## Your objective
Rewrite the records below, replacing every "candle-body" with "candlestick body" and keeping everything else unchanged. Leave the pictures out.

>> start Entries

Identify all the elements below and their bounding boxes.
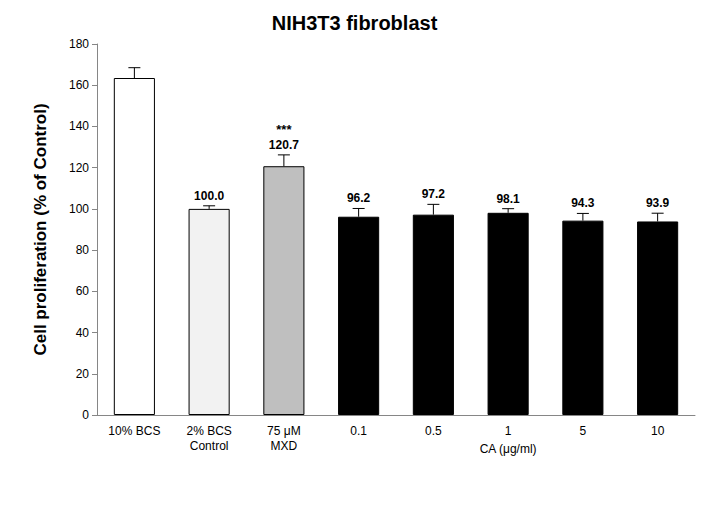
svg-text:5: 5 <box>580 424 587 438</box>
svg-text:CA (μg/ml): CA (μg/ml) <box>480 442 537 456</box>
svg-text:0: 0 <box>82 408 89 422</box>
svg-text:140: 140 <box>69 119 89 133</box>
svg-text:93.9: 93.9 <box>646 196 670 210</box>
svg-text:120.7: 120.7 <box>269 138 299 152</box>
svg-text:0.1: 0.1 <box>350 424 367 438</box>
svg-text:Control: Control <box>190 439 229 453</box>
svg-text:98.1: 98.1 <box>496 192 520 206</box>
svg-text:10% BCS: 10% BCS <box>108 424 160 438</box>
svg-text:94.3: 94.3 <box>571 196 595 210</box>
svg-text:100.0: 100.0 <box>194 189 224 203</box>
svg-text:80: 80 <box>76 243 90 257</box>
svg-text:40: 40 <box>76 326 90 340</box>
svg-text:180: 180 <box>69 37 89 51</box>
svg-text:MXD: MXD <box>271 439 298 453</box>
svg-text:120: 120 <box>69 161 89 175</box>
svg-text:96.2: 96.2 <box>347 191 371 205</box>
svg-text:97.2: 97.2 <box>422 187 446 201</box>
svg-text:160: 160 <box>69 78 89 92</box>
svg-text:Cell proliferation (% of Contr: Cell proliferation (% of Control) <box>31 103 50 355</box>
svg-text:0.5: 0.5 <box>425 424 442 438</box>
svg-text:60: 60 <box>76 284 90 298</box>
svg-text:75 μM: 75 μM <box>267 424 301 438</box>
svg-text:***: *** <box>276 122 292 137</box>
svg-text:10: 10 <box>651 424 665 438</box>
svg-text:2% BCS: 2% BCS <box>186 424 231 438</box>
svg-text:100: 100 <box>69 202 89 216</box>
svg-text:1: 1 <box>505 424 512 438</box>
svg-text:NIH3T3 fibroblast: NIH3T3 fibroblast <box>272 12 438 34</box>
svg-text:20: 20 <box>76 367 90 381</box>
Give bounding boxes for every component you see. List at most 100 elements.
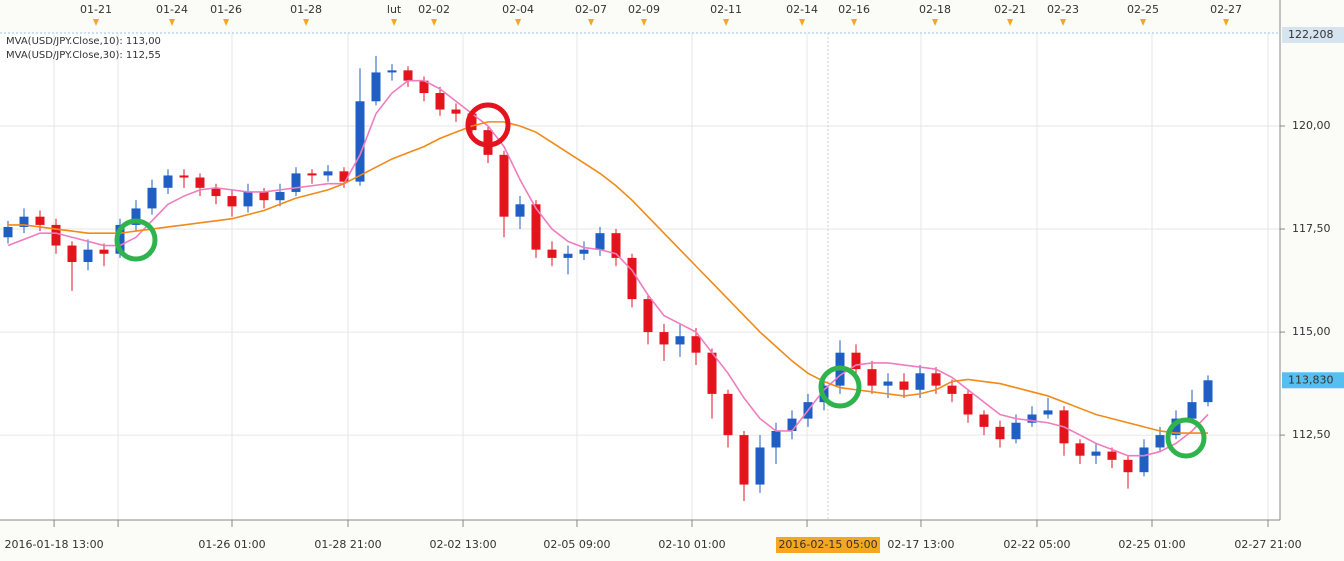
candle-body bbox=[563, 253, 573, 258]
ma-line bbox=[7, 79, 1209, 457]
x-tick-label: 02-27 21:00 bbox=[1234, 538, 1301, 551]
top-tick-label: 02-09 bbox=[628, 3, 660, 16]
top-tick-marker bbox=[93, 19, 99, 26]
candle-body bbox=[147, 187, 157, 209]
candle-body bbox=[1027, 414, 1037, 423]
top-tick-marker bbox=[169, 19, 175, 26]
candle-body bbox=[195, 177, 205, 188]
top-tick-label: 02-27 bbox=[1210, 3, 1242, 16]
candle-body bbox=[1107, 451, 1117, 460]
x-tick-label: 01-26 01:00 bbox=[198, 538, 265, 551]
top-tick-marker bbox=[1223, 19, 1230, 26]
axes: 112,50 115,00 117,50 120,00 122,208 113,830 20… bbox=[5, 3, 1344, 553]
top-tick-label: 02-07 bbox=[575, 3, 607, 16]
candle-body bbox=[339, 171, 349, 182]
annotation-circle bbox=[1165, 417, 1207, 459]
y-tick-label: 120,00 bbox=[1292, 119, 1331, 132]
candle-body bbox=[579, 249, 589, 254]
candle-body bbox=[1187, 402, 1197, 419]
plot bbox=[3, 55, 1213, 502]
crosshair-label: 2016-02-15 05:00 bbox=[778, 538, 877, 551]
top-tick-label: 02-25 bbox=[1127, 3, 1159, 16]
x-tick-label: 02-05 09:00 bbox=[543, 538, 610, 551]
y-tick-label: 115,00 bbox=[1292, 325, 1331, 338]
candle-body bbox=[739, 435, 749, 485]
candle-body bbox=[1011, 422, 1021, 440]
candle-body bbox=[515, 204, 525, 217]
candle-body bbox=[627, 257, 637, 300]
price-label: 122,208 bbox=[1288, 28, 1334, 41]
top-tick-label: 01-26 bbox=[210, 3, 242, 16]
candle-body bbox=[355, 101, 365, 182]
price-label: 113,830 bbox=[1288, 373, 1334, 386]
top-tick-label: 01-28 bbox=[290, 3, 322, 16]
top-tick-label: lut bbox=[387, 3, 402, 16]
candle-body bbox=[851, 352, 861, 370]
y-tick-label: 112,50 bbox=[1292, 428, 1331, 441]
bottom-axis-band bbox=[0, 520, 1344, 561]
x-tick-label: 2016-01-18 13:00 bbox=[5, 538, 104, 551]
candle-body bbox=[51, 224, 61, 246]
candle-body bbox=[675, 336, 685, 345]
candle-body bbox=[259, 191, 269, 201]
candle-body bbox=[99, 249, 109, 254]
candle-body bbox=[115, 224, 125, 254]
candle-body bbox=[659, 332, 669, 345]
x-tick-label: 02-25 01:00 bbox=[1118, 538, 1185, 551]
candle-body bbox=[1203, 380, 1213, 403]
right-axis-band bbox=[1280, 0, 1344, 561]
candle-body bbox=[1075, 443, 1085, 456]
top-axis-band bbox=[0, 0, 1280, 33]
candle-body bbox=[547, 249, 557, 258]
candle-body bbox=[899, 381, 909, 390]
candle-body bbox=[67, 245, 77, 263]
candle-body bbox=[275, 191, 285, 201]
candle-body bbox=[227, 196, 237, 207]
candle-body bbox=[643, 299, 653, 333]
candle-body bbox=[1091, 451, 1101, 456]
top-tick-marker bbox=[431, 19, 438, 26]
candle-body bbox=[1171, 418, 1181, 436]
candle-body bbox=[483, 130, 493, 155]
price-label-box bbox=[1282, 27, 1344, 43]
annotation-circle bbox=[818, 365, 862, 409]
candle-body bbox=[979, 414, 989, 427]
candle-body bbox=[611, 233, 621, 258]
candle-body bbox=[323, 171, 333, 176]
legend-entry: MVA(USD/JPY.Close,30): 112,55 bbox=[6, 50, 161, 61]
top-tick-marker bbox=[1007, 19, 1014, 26]
annotation-circle bbox=[465, 102, 511, 148]
top-tick-marker bbox=[799, 19, 806, 26]
ma-line bbox=[8, 121, 1208, 434]
top-tick-marker bbox=[1140, 19, 1147, 26]
candle-body bbox=[1139, 447, 1149, 473]
candle-body bbox=[131, 208, 141, 225]
top-tick-label: 02-23 bbox=[1047, 3, 1079, 16]
candle-body bbox=[1043, 410, 1053, 415]
candle-body bbox=[499, 154, 509, 217]
candle-body bbox=[787, 418, 797, 431]
x-tick-label: 01-28 21:00 bbox=[314, 538, 381, 551]
top-tick-label: 02-18 bbox=[919, 3, 951, 16]
top-tick-label: 02-14 bbox=[786, 3, 818, 16]
candle-body bbox=[163, 175, 173, 188]
candle-body bbox=[531, 204, 541, 250]
top-tick-label: 02-02 bbox=[418, 3, 450, 16]
candle-body bbox=[435, 93, 445, 110]
candle-body bbox=[915, 373, 925, 390]
top-tick-label: 02-16 bbox=[838, 3, 870, 16]
price-label-box bbox=[1282, 372, 1344, 389]
candle-body bbox=[867, 369, 877, 386]
candle-body bbox=[595, 233, 605, 250]
top-tick-marker bbox=[723, 19, 730, 26]
top-tick-label: 02-11 bbox=[710, 3, 742, 16]
top-tick-label: 01-24 bbox=[156, 3, 188, 16]
candle-body bbox=[211, 187, 221, 197]
candle-body bbox=[19, 216, 29, 227]
candle-body bbox=[243, 191, 253, 207]
crosshair-label-box bbox=[776, 537, 880, 553]
candle-body bbox=[35, 216, 45, 225]
candle-body bbox=[403, 70, 413, 81]
candle-body bbox=[1155, 435, 1165, 448]
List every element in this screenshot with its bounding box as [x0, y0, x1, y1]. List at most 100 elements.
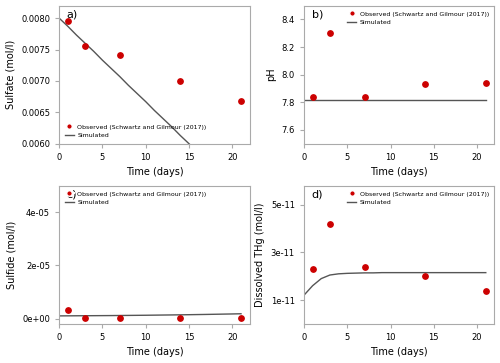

>> end Entries

## Expected answer
Identify all the elements below and their bounding boxes.
svg-text:5: 5 <box>580 424 587 438</box>
svg-text:CA (μg/ml): CA (μg/ml) <box>480 442 537 456</box>
svg-text:0: 0 <box>82 408 89 422</box>
svg-text:140: 140 <box>69 119 89 133</box>
svg-text:93.9: 93.9 <box>646 196 670 210</box>
svg-text:120.7: 120.7 <box>269 138 299 152</box>
svg-text:0.1: 0.1 <box>350 424 367 438</box>
svg-text:Control: Control <box>190 439 229 453</box>
svg-text:98.1: 98.1 <box>496 192 520 206</box>
svg-text:10% BCS: 10% BCS <box>108 424 160 438</box>
svg-text:94.3: 94.3 <box>571 196 595 210</box>
svg-text:100.0: 100.0 <box>194 189 224 203</box>
svg-text:80: 80 <box>76 243 90 257</box>
svg-text:40: 40 <box>76 326 90 340</box>
svg-text:180: 180 <box>69 37 89 51</box>
svg-text:MXD: MXD <box>271 439 298 453</box>
svg-text:120: 120 <box>69 161 89 175</box>
svg-text:96.2: 96.2 <box>347 191 371 205</box>
svg-text:97.2: 97.2 <box>422 187 446 201</box>
svg-text:160: 160 <box>69 78 89 92</box>
svg-text:Cell proliferation (% of Contr: Cell proliferation (% of Control) <box>31 103 50 355</box>
svg-text:0.5: 0.5 <box>425 424 442 438</box>
svg-text:60: 60 <box>76 284 90 298</box>
svg-text:75 μM: 75 μM <box>267 424 301 438</box>
svg-text:***: *** <box>276 122 292 137</box>
svg-text:10: 10 <box>651 424 665 438</box>
svg-text:2% BCS: 2% BCS <box>186 424 231 438</box>
svg-text:100: 100 <box>69 202 89 216</box>
svg-text:1: 1 <box>505 424 512 438</box>
svg-text:NIH3T3 fibroblast: NIH3T3 fibroblast <box>272 12 438 34</box>
svg-text:20: 20 <box>76 367 90 381</box>
Give bounding boxes for every component you see. List at most 100 elements.
candlestick body bbox=[563, 253, 573, 258]
ma-line bbox=[7, 79, 1209, 457]
x-tick-label: 02-27 21:00 bbox=[1234, 538, 1301, 551]
top-tick-label: 02-09 bbox=[628, 3, 660, 16]
top-tick-marker bbox=[93, 19, 99, 26]
candlestick body bbox=[147, 187, 157, 209]
candlestick body bbox=[1027, 414, 1037, 423]
top-tick-marker bbox=[169, 19, 175, 26]
candlestick body bbox=[195, 177, 205, 188]
top-tick-label: 02-27 bbox=[1210, 3, 1242, 16]
candlestick body bbox=[1107, 451, 1117, 460]
x-tick-label: 01-26 01:00 bbox=[198, 538, 265, 551]
top-tick-marker bbox=[1223, 19, 1230, 26]
axes: 112,50 115,00 117,50 120,00 122,208 113,830 20… bbox=[5, 3, 1344, 553]
top-tick-label: 02-07 bbox=[575, 3, 607, 16]
candlestick body bbox=[339, 171, 349, 182]
annotation-circle bbox=[1165, 417, 1207, 459]
y-tick-label: 120,00 bbox=[1292, 119, 1331, 132]
candlestick body bbox=[579, 249, 589, 254]
candlestick body bbox=[1187, 402, 1197, 419]
plot bbox=[3, 55, 1213, 502]
crosshair-label: 2016-02-15 05:00 bbox=[778, 538, 877, 551]
top-tick-label: 02-25 bbox=[1127, 3, 1159, 16]
x-tick-label: 02-05 09:00 bbox=[543, 538, 610, 551]
y-tick-label: 115,00 bbox=[1292, 325, 1331, 338]
candlestick body bbox=[739, 435, 749, 485]
candlestick body bbox=[1011, 422, 1021, 440]
candlestick body bbox=[515, 204, 525, 217]
candlestick body bbox=[627, 257, 637, 300]
price-label: 122,208 bbox=[1288, 28, 1334, 41]
top-tick-label: 01-26 bbox=[210, 3, 242, 16]
candlestick body bbox=[355, 101, 365, 182]
price-label: 113,830 bbox=[1288, 373, 1334, 386]
top-tick-label: 01-28 bbox=[290, 3, 322, 16]
top-tick-label: lut bbox=[387, 3, 402, 16]
candlestick body bbox=[851, 352, 861, 370]
y-tick-label: 112,50 bbox=[1292, 428, 1331, 441]
bottom-axis-band bbox=[0, 520, 1344, 561]
x-tick-label: 2016-01-18 13:00 bbox=[5, 538, 104, 551]
candlestick body bbox=[51, 224, 61, 246]
candlestick body bbox=[675, 336, 685, 345]
candlestick body bbox=[259, 191, 269, 201]
candlestick body bbox=[99, 249, 109, 254]
candlestick body bbox=[115, 224, 125, 254]
candlestick body bbox=[659, 332, 669, 345]
x-tick-label: 02-25 01:00 bbox=[1118, 538, 1185, 551]
candlestick body bbox=[1203, 380, 1213, 403]
right-axis-band bbox=[1280, 0, 1344, 561]
candlestick body bbox=[1075, 443, 1085, 456]
top-axis-band bbox=[0, 0, 1280, 33]
candlestick body bbox=[547, 249, 557, 258]
candlestick body bbox=[899, 381, 909, 390]
candlestick body bbox=[67, 245, 77, 263]
candlestick body bbox=[275, 191, 285, 201]
candlestick body bbox=[227, 196, 237, 207]
candlestick body bbox=[643, 299, 653, 333]
candlestick body bbox=[1091, 451, 1101, 456]
top-tick-marker bbox=[431, 19, 438, 26]
candlestick body bbox=[1171, 418, 1181, 436]
candlestick body bbox=[483, 130, 493, 155]
price-label-box bbox=[1282, 27, 1344, 43]
annotation-circle bbox=[818, 365, 862, 409]
candlestick body bbox=[979, 414, 989, 427]
candlestick body bbox=[611, 233, 621, 258]
candlestick body bbox=[323, 171, 333, 176]
legend-entry: MVA(USD/JPY.Close,30): 112,55 bbox=[6, 50, 161, 61]
top-tick-marker bbox=[1007, 19, 1014, 26]
annotation-circle bbox=[465, 102, 511, 148]
top-tick-marker bbox=[799, 19, 806, 26]
ma-line bbox=[8, 121, 1208, 434]
top-tick-marker bbox=[1140, 19, 1147, 26]
candlestick body bbox=[1139, 447, 1149, 473]
candlestick body bbox=[131, 208, 141, 225]
top-tick-label: 02-23 bbox=[1047, 3, 1079, 16]
candlestick body bbox=[1043, 410, 1053, 415]
candlestick body bbox=[499, 154, 509, 217]
candlestick body bbox=[787, 418, 797, 431]
x-tick-label: 01-28 21:00 bbox=[314, 538, 381, 551]
top-tick-label: 02-18 bbox=[919, 3, 951, 16]
top-tick-label: 02-14 bbox=[786, 3, 818, 16]
candlestick body bbox=[163, 175, 173, 188]
candlestick body bbox=[531, 204, 541, 250]
top-tick-label: 02-02 bbox=[418, 3, 450, 16]
candlestick body bbox=[435, 93, 445, 110]
candlestick body bbox=[915, 373, 925, 390]
top-tick-label: 02-16 bbox=[838, 3, 870, 16]
price-label-box bbox=[1282, 372, 1344, 389]
candlestick body bbox=[867, 369, 877, 386]
candlestick body bbox=[595, 233, 605, 250]
top-tick-marker bbox=[723, 19, 730, 26]
top-tick-label: 02-11 bbox=[710, 3, 742, 16]
top-tick-label: 01-24 bbox=[156, 3, 188, 16]
candlestick body bbox=[211, 187, 221, 197]
candlestick body bbox=[19, 216, 29, 227]
candlestick body bbox=[243, 191, 253, 207]
crosshair-label-box bbox=[776, 537, 880, 553]
candlestick body bbox=[35, 216, 45, 225]
candlestick body bbox=[403, 70, 413, 81]
candlestick body bbox=[1155, 435, 1165, 448]
List every element in this screenshot with its bounding box as [x0, y0, x1, y1]. List at most 100 elements.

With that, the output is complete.